## WRITTEN INSTRUCTION
Where a line holds "этого", copy it.

## RECORDS SUPPLIED
== == ==

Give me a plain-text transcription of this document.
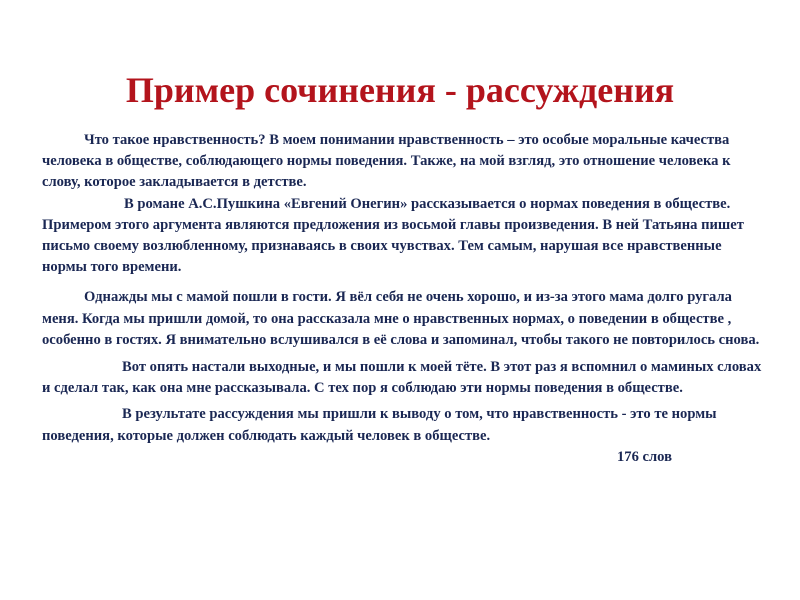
Пример сочинения - рассуждения

Что такое нравственность? В моем понимании нравственность – это особые моральные качества человека в обществе, соблюдающего нормы поведения. Также, на мой взгляд, это отношение человека к слову, которое закладывается в детстве.

В романе А.С.Пушкина «Евгений Онегин» рассказывается о нормах поведения в обществе. Примером этого аргумента являются предложения из восьмой главы произведения. В ней Татьяна пишет письмо своему возлюбленному, признаваясь в своих чувствах. Тем самым, нарушая все нравственные нормы того времени.

Однажды мы с мамой пошли в гости. Я вёл себя не очень хорошо, и из-за этого мама долго ругала меня. Когда мы пришли домой, то она рассказала мне о нравственных нормах, о поведении в обществе , особенно в гостях. Я внимательно вслушивался в её слова и запоминал, чтобы такого не повторилось снова.

Вот опять настали выходные, и мы пошли к моей тёте. В этот раз я вспомнил о маминых словах и сделал так, как она мне рассказывала. С тех пор я соблюдаю эти нормы поведения в обществе.

В результате рассуждения мы пришли к выводу о том, что нравственность - это те нормы поведения, которые должен соблюдать каждый человек в обществе.

176 слов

== == ==

## TASK RESULT
В романе А.С.Пушкина «Евгений Онегин» рассказывается о нормах поведения в обществе. Примером этого аргумента являются предложения из восьмой главы произведения. В ней Татьяна пишет письмо своему возлюбленному, признаваясь в своих чувствах. Тем самым, нарушая все нравственные нормы того времени.
Однажды мы с мамой пошли в гости. Я вёл себя не очень хорошо, и из-за этого мама долго ругала меня. Когда мы пришли домой, то она рассказала мне о нравственных нормах, о поведении в обществе , особенно в гостях. Я внимательно вслушивался в её слова и запоминал, чтобы такого не повторилось снова.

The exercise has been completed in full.